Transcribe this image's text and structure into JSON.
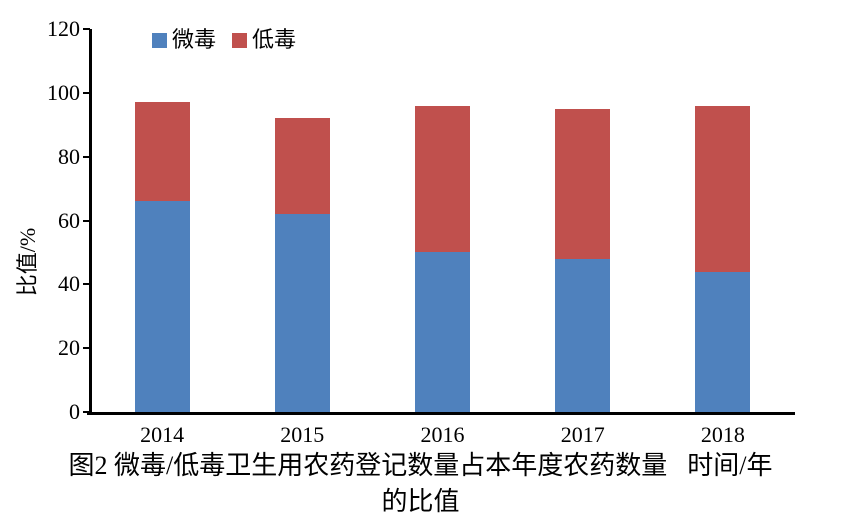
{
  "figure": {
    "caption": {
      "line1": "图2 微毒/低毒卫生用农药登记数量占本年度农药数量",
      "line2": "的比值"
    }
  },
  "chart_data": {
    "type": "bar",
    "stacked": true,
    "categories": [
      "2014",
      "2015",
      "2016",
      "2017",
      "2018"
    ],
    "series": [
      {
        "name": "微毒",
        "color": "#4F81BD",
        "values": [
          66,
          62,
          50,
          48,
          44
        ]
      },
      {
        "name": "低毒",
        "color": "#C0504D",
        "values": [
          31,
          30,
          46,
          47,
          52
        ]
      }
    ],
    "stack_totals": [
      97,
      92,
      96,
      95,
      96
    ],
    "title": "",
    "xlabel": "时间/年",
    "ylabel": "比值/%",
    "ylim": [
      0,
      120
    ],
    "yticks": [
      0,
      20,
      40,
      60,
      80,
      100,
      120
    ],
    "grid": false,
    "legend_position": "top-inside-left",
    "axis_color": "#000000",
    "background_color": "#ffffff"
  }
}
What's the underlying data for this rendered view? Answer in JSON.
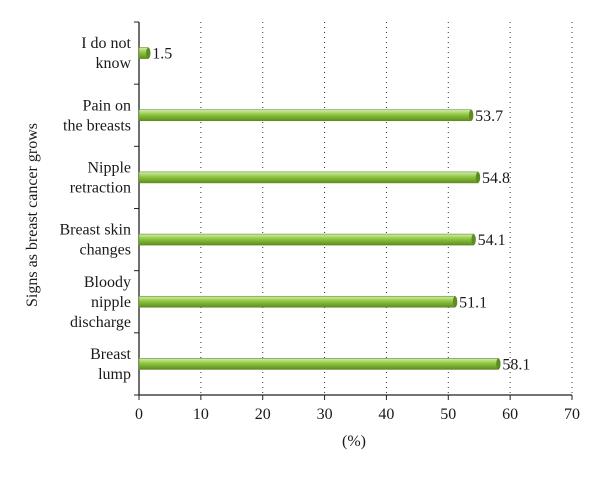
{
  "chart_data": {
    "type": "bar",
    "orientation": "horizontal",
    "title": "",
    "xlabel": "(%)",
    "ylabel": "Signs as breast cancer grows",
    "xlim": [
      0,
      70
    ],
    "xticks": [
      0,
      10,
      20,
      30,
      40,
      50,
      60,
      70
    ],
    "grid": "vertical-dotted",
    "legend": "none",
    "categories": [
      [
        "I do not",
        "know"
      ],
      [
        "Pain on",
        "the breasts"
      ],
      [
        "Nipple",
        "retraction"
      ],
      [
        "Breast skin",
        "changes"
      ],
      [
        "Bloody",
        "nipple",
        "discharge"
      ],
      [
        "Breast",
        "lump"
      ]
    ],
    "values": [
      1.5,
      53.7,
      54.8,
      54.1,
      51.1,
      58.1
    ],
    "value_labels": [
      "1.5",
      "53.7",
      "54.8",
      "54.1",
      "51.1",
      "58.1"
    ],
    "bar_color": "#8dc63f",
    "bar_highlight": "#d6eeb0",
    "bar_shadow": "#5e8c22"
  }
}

==============================

* [WHAT TO PRODUCE]:
Write out the entries above verbatim; the pictures do not belong in your copy.

* [FINAL RESULT]:
Transcribe this image's text and structure into JSON.
{
  "figure": {
    "caption": {
      "line1": "图2 微毒/低毒卫生用农药登记数量占本年度农药数量",
      "line2": "的比值"
    }
  },
  "chart_data": {
    "type": "bar",
    "stacked": true,
    "categories": [
      "2014",
      "2015",
      "2016",
      "2017",
      "2018"
    ],
    "series": [
      {
        "name": "微毒",
        "color": "#4F81BD",
        "values": [
          66,
          62,
          50,
          48,
          44
        ]
      },
      {
        "name": "低毒",
        "color": "#C0504D",
        "values": [
          31,
          30,
          46,
          47,
          52
        ]
      }
    ],
    "stack_totals": [
      97,
      92,
      96,
      95,
      96
    ],
    "title": "",
    "xlabel": "时间/年",
    "ylabel": "比值/%",
    "ylim": [
      0,
      120
    ],
    "yticks": [
      0,
      20,
      40,
      60,
      80,
      100,
      120
    ],
    "grid": false,
    "legend_position": "top-inside-left",
    "axis_color": "#000000",
    "background_color": "#ffffff"
  }
}
What's the underlying data for this rendered view? Answer in JSON.
{
  "chart_data": {
    "type": "bar",
    "orientation": "horizontal",
    "title": "",
    "xlabel": "(%)",
    "ylabel": "Signs as breast cancer grows",
    "xlim": [
      0,
      70
    ],
    "xticks": [
      0,
      10,
      20,
      30,
      40,
      50,
      60,
      70
    ],
    "grid": "vertical-dotted",
    "legend": "none",
    "categories": [
      [
        "I do not",
        "know"
      ],
      [
        "Pain on",
        "the breasts"
      ],
      [
        "Nipple",
        "retraction"
      ],
      [
        "Breast skin",
        "changes"
      ],
      [
        "Bloody",
        "nipple",
        "discharge"
      ],
      [
        "Breast",
        "lump"
      ]
    ],
    "values": [
      1.5,
      53.7,
      54.8,
      54.1,
      51.1,
      58.1
    ],
    "value_labels": [
      "1.5",
      "53.7",
      "54.8",
      "54.1",
      "51.1",
      "58.1"
    ],
    "bar_color": "#8dc63f",
    "bar_highlight": "#d6eeb0",
    "bar_shadow": "#5e8c22"
  }
}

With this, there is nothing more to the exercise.